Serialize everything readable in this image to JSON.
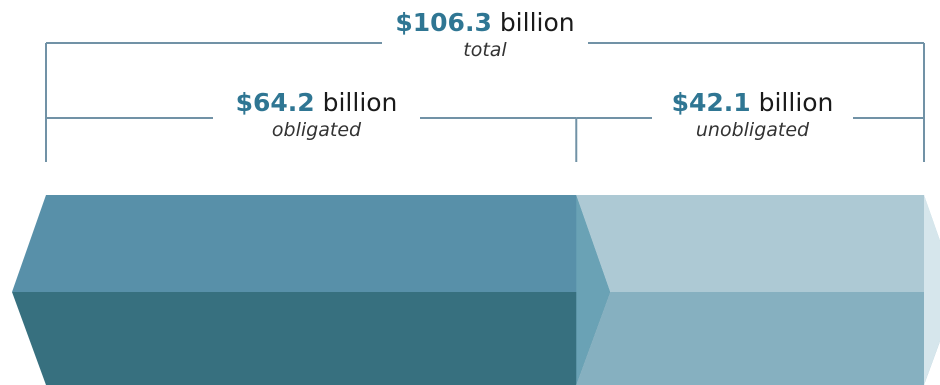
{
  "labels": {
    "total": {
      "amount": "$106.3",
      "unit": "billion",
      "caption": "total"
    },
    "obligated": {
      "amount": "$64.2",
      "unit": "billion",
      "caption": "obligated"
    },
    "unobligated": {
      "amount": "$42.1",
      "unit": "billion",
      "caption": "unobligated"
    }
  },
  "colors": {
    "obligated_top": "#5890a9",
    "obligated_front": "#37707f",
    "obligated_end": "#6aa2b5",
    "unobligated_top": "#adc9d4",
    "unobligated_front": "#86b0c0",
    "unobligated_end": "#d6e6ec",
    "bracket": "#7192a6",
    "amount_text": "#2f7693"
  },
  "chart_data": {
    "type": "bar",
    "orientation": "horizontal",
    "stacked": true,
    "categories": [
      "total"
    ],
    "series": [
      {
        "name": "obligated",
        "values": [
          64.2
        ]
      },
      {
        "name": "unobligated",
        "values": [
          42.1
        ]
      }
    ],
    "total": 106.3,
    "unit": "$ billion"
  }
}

--------------------

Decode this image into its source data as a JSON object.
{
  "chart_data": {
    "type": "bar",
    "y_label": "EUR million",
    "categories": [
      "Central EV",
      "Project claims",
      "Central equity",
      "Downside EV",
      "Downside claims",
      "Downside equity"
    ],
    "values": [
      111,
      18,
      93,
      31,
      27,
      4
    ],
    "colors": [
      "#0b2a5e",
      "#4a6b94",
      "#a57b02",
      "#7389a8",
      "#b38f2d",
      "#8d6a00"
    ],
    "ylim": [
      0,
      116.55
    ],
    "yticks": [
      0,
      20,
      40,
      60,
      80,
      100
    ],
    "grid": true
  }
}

--------------------

-- STATED PROBLEM --
Copy out each line in the listing that has the word "this".

-- IN RESPONSE --
Serialize everything readable in this image to JSON.
Decode this image into its source data as a JSON object.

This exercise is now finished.